Request –
Every line that holds "time" should be shown.

The input –
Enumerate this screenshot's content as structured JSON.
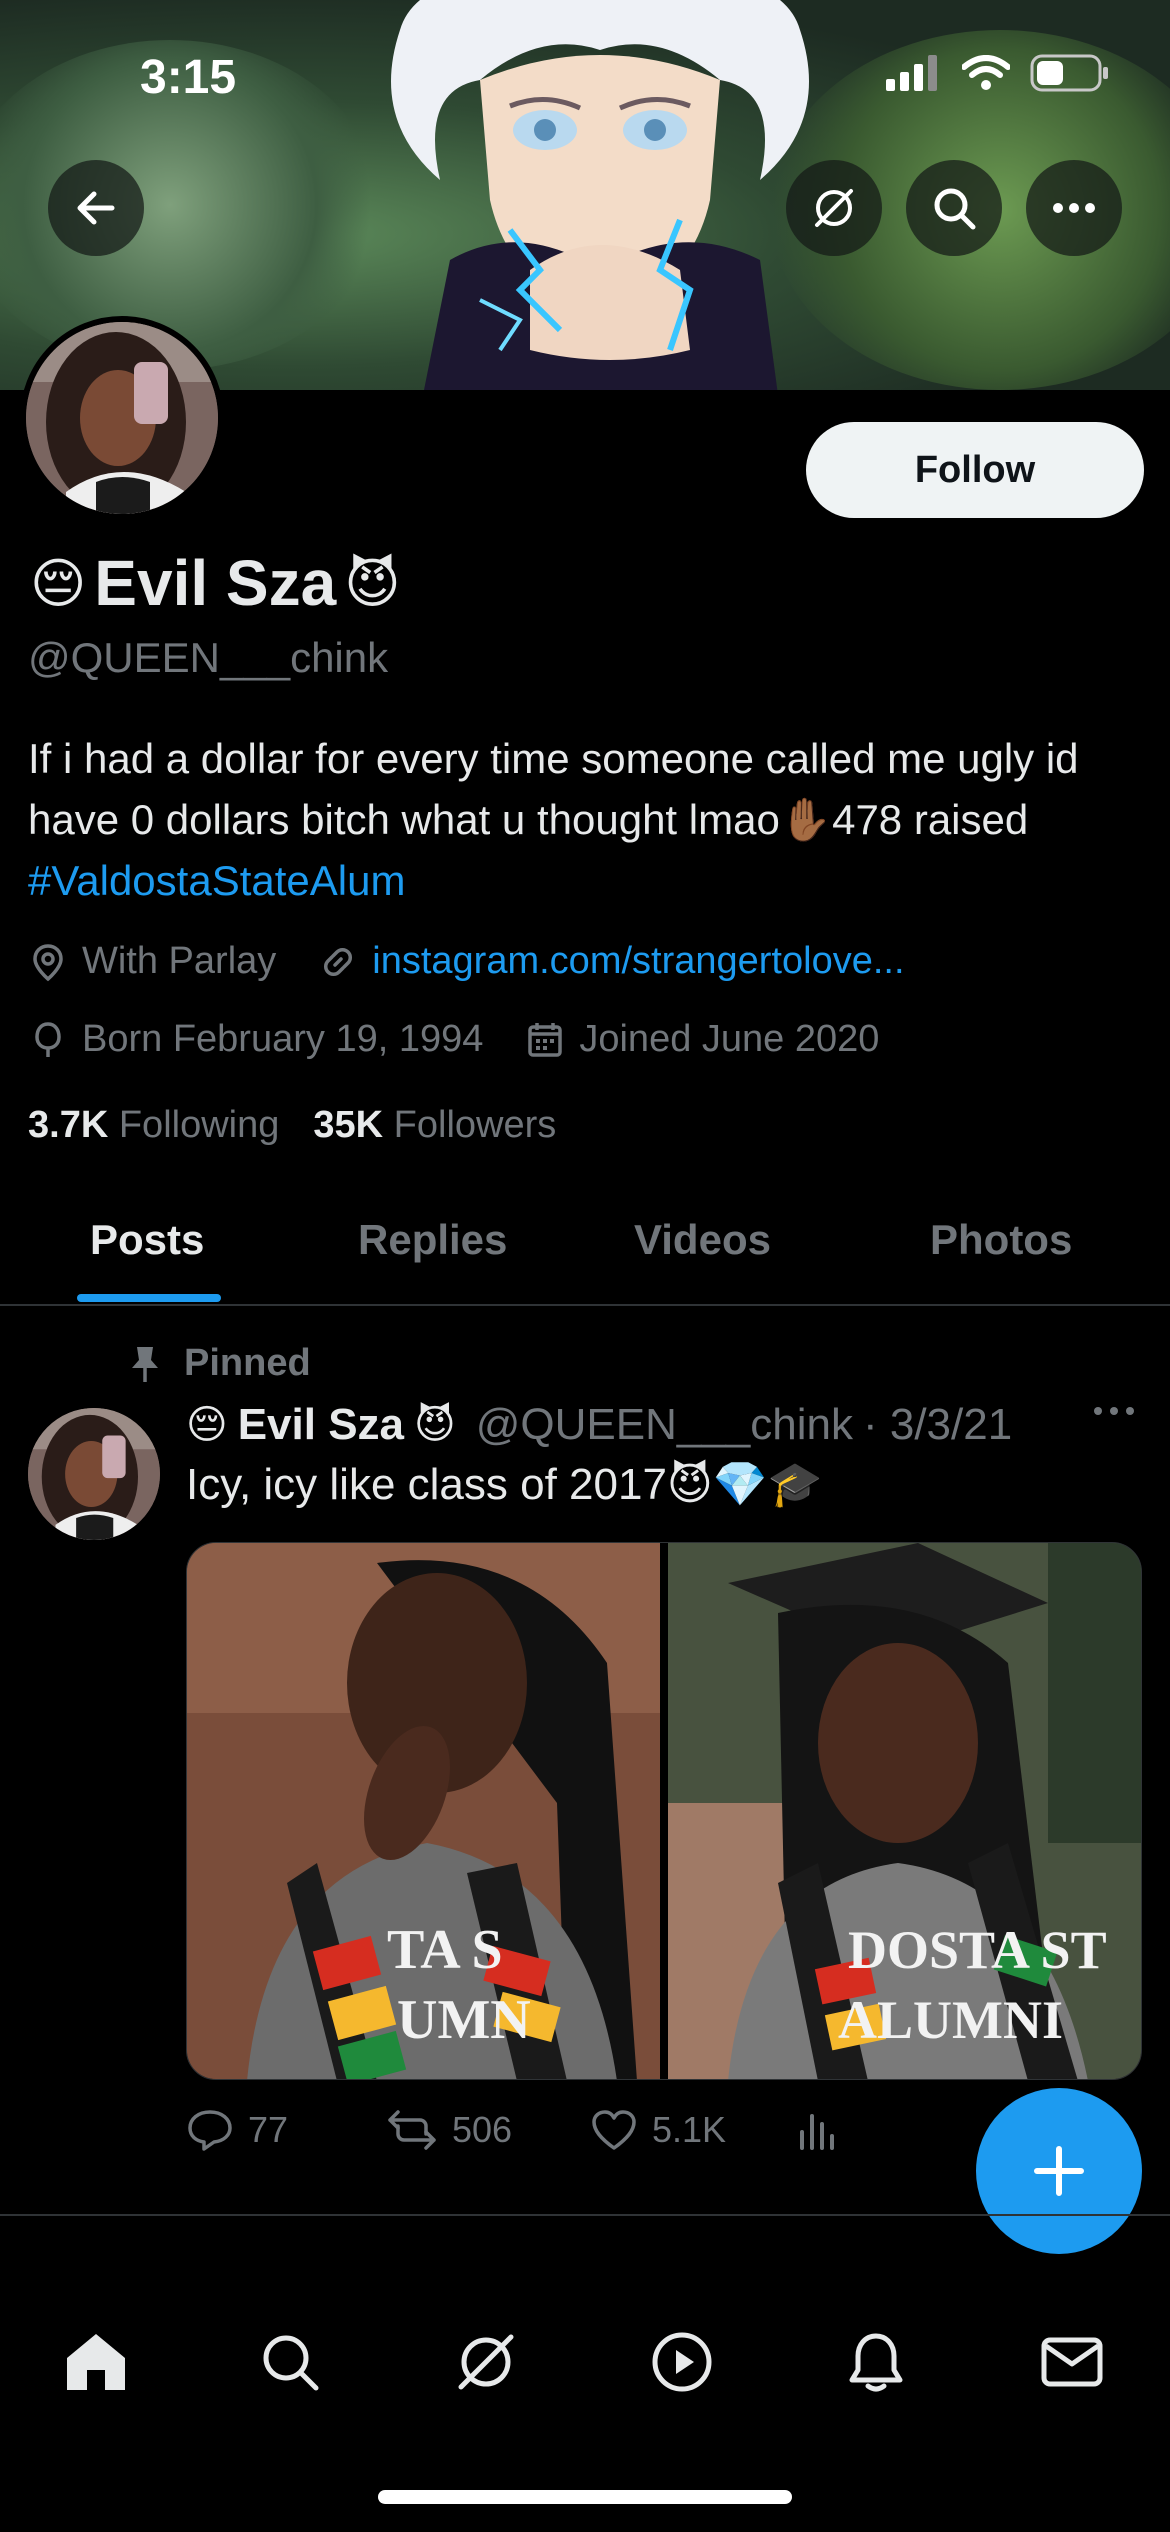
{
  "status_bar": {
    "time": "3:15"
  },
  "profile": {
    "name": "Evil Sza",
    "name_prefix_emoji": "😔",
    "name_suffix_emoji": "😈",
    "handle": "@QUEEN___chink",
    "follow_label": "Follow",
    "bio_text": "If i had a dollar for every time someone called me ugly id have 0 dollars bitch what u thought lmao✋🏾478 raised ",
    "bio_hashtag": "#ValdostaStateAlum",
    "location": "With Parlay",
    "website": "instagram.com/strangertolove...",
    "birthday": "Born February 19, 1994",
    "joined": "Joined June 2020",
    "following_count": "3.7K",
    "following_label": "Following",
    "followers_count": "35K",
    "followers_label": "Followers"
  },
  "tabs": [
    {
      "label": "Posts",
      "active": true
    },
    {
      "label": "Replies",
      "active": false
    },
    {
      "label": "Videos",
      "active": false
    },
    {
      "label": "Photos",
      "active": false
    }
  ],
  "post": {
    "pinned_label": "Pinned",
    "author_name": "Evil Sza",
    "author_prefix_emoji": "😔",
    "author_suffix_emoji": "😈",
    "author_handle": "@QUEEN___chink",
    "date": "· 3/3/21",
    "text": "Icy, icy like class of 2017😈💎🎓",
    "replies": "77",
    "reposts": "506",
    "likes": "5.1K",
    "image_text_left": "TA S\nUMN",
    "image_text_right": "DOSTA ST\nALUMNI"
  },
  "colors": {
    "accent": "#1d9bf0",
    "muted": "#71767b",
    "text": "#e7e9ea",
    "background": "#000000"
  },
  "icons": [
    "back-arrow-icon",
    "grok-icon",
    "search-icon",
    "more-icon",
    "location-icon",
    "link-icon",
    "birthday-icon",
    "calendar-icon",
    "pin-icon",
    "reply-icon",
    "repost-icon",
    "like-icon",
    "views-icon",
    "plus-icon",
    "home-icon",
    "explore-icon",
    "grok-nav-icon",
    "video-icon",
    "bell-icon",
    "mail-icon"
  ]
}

Written response –
    "time": "3:15"
    "bio_text": "If i had a dollar for every time someone called me ugly id have 0 dollars bitch what u thought lmao✋🏾478 raised ",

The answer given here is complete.